STATED TASK: Transcribe the material below exactly as it appears.

Recorded data:
○ ○ ○

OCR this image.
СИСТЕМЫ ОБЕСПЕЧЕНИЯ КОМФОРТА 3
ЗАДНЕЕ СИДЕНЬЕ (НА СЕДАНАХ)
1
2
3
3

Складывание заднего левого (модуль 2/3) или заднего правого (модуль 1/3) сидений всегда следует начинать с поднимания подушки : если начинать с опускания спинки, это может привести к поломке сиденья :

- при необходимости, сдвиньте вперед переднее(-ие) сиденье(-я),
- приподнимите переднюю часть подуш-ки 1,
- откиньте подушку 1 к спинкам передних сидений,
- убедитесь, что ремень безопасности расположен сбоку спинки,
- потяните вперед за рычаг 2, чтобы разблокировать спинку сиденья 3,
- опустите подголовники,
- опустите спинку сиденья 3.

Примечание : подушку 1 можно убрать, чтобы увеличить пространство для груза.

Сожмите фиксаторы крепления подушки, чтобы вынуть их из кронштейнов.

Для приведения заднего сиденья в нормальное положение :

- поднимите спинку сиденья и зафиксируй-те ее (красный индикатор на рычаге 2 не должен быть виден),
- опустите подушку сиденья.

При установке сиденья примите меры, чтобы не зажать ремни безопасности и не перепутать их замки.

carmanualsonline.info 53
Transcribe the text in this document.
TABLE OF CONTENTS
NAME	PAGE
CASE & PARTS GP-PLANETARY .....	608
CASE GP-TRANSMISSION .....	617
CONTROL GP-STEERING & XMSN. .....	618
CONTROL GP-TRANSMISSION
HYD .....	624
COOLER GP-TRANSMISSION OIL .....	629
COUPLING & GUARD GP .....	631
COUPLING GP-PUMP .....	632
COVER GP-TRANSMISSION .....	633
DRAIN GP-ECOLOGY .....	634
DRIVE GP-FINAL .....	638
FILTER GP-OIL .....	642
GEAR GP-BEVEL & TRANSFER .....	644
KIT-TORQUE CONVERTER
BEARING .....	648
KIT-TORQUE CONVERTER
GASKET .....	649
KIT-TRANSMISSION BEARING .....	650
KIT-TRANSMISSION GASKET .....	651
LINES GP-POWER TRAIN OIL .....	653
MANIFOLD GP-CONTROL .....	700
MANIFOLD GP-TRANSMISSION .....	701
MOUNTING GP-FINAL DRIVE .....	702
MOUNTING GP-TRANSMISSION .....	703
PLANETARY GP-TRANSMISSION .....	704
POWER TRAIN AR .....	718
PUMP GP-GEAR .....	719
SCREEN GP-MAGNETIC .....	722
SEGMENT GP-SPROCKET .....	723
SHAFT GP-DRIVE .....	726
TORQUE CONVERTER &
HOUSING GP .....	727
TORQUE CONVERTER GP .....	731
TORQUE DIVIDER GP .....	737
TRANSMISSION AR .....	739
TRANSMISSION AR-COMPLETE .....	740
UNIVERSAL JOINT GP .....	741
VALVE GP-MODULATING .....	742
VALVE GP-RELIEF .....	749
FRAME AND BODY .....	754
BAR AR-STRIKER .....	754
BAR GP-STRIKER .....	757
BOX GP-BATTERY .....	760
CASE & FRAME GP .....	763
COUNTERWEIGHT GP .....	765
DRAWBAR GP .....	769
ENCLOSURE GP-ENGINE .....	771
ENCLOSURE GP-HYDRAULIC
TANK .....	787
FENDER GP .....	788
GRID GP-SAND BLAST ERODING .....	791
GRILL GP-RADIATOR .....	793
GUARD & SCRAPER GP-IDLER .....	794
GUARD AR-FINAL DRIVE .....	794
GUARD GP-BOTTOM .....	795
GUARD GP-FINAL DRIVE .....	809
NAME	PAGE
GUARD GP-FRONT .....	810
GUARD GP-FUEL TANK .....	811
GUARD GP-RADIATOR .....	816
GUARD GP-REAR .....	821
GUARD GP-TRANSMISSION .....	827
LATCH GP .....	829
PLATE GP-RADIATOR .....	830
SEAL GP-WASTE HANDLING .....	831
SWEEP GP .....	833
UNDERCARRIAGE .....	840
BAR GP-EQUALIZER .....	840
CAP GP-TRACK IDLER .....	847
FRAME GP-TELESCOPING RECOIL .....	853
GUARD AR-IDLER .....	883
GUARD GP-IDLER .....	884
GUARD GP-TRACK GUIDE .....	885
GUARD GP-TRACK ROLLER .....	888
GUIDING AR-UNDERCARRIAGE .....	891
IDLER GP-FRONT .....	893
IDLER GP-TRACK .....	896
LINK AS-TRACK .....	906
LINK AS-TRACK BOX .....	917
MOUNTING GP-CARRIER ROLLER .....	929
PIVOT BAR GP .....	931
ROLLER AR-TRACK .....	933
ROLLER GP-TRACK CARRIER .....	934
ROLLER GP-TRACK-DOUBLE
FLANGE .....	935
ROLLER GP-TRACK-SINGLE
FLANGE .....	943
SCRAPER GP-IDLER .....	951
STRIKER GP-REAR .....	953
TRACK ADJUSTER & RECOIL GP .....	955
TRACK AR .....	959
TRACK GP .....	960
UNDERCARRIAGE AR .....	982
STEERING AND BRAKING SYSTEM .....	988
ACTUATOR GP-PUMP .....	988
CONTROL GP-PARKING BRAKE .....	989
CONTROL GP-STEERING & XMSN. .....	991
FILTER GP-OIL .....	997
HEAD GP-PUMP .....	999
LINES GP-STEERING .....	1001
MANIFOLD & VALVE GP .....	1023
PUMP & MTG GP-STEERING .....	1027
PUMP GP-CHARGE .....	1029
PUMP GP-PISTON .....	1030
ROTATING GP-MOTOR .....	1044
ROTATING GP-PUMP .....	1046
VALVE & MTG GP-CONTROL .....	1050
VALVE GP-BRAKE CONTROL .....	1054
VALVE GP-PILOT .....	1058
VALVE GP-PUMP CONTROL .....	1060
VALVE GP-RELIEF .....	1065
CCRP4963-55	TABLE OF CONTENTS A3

○ ○ ○

EXPECTED OUTPUT:
OCR this image.
СИСТЕМЫ ОБЕСПЕЧЕНИЯ КОМФОРТА 3
ЗАДНЕЕ СИДЕНЬЕ (НА СЕДАНАХ)
1
2
3
3

Складывание заднего левого (модуль 2/3) или заднего правого (модуль 1/3) сидений всегда следует начинать с поднимания подушки : если начинать с опускания спинки, это может привести к поломке сиденья :

- при необходимости, сдвиньте вперед переднее(-ие) сиденье(-я),
- приподнимите переднюю часть подуш-ки 1,
- откиньте подушку 1 к спинкам передних сидений,
- убедитесь, что ремень безопасности расположен сбоку спинки,
- потяните вперед за рычаг 2, чтобы разблокировать спинку сиденья 3,
- опустите подголовники,
- опустите спинку сиденья 3.

Примечание : подушку 1 можно убрать, чтобы увеличить пространство для груза.

Сожмите фиксаторы крепления подушки, чтобы вынуть их из кронштейнов.

Для приведения заднего сиденья в нормальное положение :

- поднимите спинку сиденья и зафиксируй-те ее (красный индикатор на рычаге 2 не должен быть виден),
- опустите подушку сиденья.

При установке сиденья примите меры, чтобы не зажать ремни безопасности и не перепутать их замки.

carmanualsonline.info 53
Transcribe the text in this document.
TABLE OF CONTENTS
NAME	PAGE
CASE & PARTS GP-PLANETARY .....	608
CASE GP-TRANSMISSION .....	617
CONTROL GP-STEERING & XMSN. .....	618
CONTROL GP-TRANSMISSION
HYD .....	624
COOLER GP-TRANSMISSION OIL .....	629
COUPLING & GUARD GP .....	631
COUPLING GP-PUMP .....	632
COVER GP-TRANSMISSION .....	633
DRAIN GP-ECOLOGY .....	634
DRIVE GP-FINAL .....	638
FILTER GP-OIL .....	642
GEAR GP-BEVEL & TRANSFER .....	644
KIT-TORQUE CONVERTER
BEARING .....	648
KIT-TORQUE CONVERTER
GASKET .....	649
KIT-TRANSMISSION BEARING .....	650
KIT-TRANSMISSION GASKET .....	651
LINES GP-POWER TRAIN OIL .....	653
MANIFOLD GP-CONTROL .....	700
MANIFOLD GP-TRANSMISSION .....	701
MOUNTING GP-FINAL DRIVE .....	702
MOUNTING GP-TRANSMISSION .....	703
PLANETARY GP-TRANSMISSION .....	704
POWER TRAIN AR .....	718
PUMP GP-GEAR .....	719
SCREEN GP-MAGNETIC .....	722
SEGMENT GP-SPROCKET .....	723
SHAFT GP-DRIVE .....	726
TORQUE CONVERTER &
HOUSING GP .....	727
TORQUE CONVERTER GP .....	731
TORQUE DIVIDER GP .....	737
TRANSMISSION AR .....	739
TRANSMISSION AR-COMPLETE .....	740
UNIVERSAL JOINT GP .....	741
VALVE GP-MODULATING .....	742
VALVE GP-RELIEF .....	749
FRAME AND BODY .....	754
BAR AR-STRIKER .....	754
BAR GP-STRIKER .....	757
BOX GP-BATTERY .....	760
CASE & FRAME GP .....	763
COUNTERWEIGHT GP .....	765
DRAWBAR GP .....	769
ENCLOSURE GP-ENGINE .....	771
ENCLOSURE GP-HYDRAULIC
TANK .....	787
FENDER GP .....	788
GRID GP-SAND BLAST ERODING .....	791
GRILL GP-RADIATOR .....	793
GUARD & SCRAPER GP-IDLER .....	794
GUARD AR-FINAL DRIVE .....	794
GUARD GP-BOTTOM .....	795
GUARD GP-FINAL DRIVE .....	809
NAME	PAGE
GUARD GP-FRONT .....	810
GUARD GP-FUEL TANK .....	811
GUARD GP-RADIATOR .....	816
GUARD GP-REAR .....	821
GUARD GP-TRANSMISSION .....	827
LATCH GP .....	829
PLATE GP-RADIATOR .....	830
SEAL GP-WASTE HANDLING .....	831
SWEEP GP .....	833
UNDERCARRIAGE .....	840
BAR GP-EQUALIZER .....	840
CAP GP-TRACK IDLER .....	847
FRAME GP-TELESCOPING RECOIL .....	853
GUARD AR-IDLER .....	883
GUARD GP-IDLER .....	884
GUARD GP-TRACK GUIDE .....	885
GUARD GP-TRACK ROLLER .....	888
GUIDING AR-UNDERCARRIAGE .....	891
IDLER GP-FRONT .....	893
IDLER GP-TRACK .....	896
LINK AS-TRACK .....	906
LINK AS-TRACK BOX .....	917
MOUNTING GP-CARRIER ROLLER .....	929
PIVOT BAR GP .....	931
ROLLER AR-TRACK .....	933
ROLLER GP-TRACK CARRIER .....	934
ROLLER GP-TRACK-DOUBLE
FLANGE .....	935
ROLLER GP-TRACK-SINGLE
FLANGE .....	943
SCRAPER GP-IDLER .....	951
STRIKER GP-REAR .....	953
TRACK ADJUSTER & RECOIL GP .....	955
TRACK AR .....	959
TRACK GP .....	960
UNDERCARRIAGE AR .....	982
STEERING AND BRAKING SYSTEM .....	988
ACTUATOR GP-PUMP .....	988
CONTROL GP-PARKING BRAKE .....	989
CONTROL GP-STEERING & XMSN. .....	991
FILTER GP-OIL .....	997
HEAD GP-PUMP .....	999
LINES GP-STEERING .....	1001
MANIFOLD & VALVE GP .....	1023
PUMP & MTG GP-STEERING .....	1027
PUMP GP-CHARGE .....	1029
PUMP GP-PISTON .....	1030
ROTATING GP-MOTOR .....	1044
ROTATING GP-PUMP .....	1046
VALVE & MTG GP-CONTROL .....	1050
VALVE GP-BRAKE CONTROL .....	1054
VALVE GP-PILOT .....	1058
VALVE GP-PUMP CONTROL .....	1060
VALVE GP-RELIEF .....	1065
CCRP4963-55	TABLE OF CONTENTS A3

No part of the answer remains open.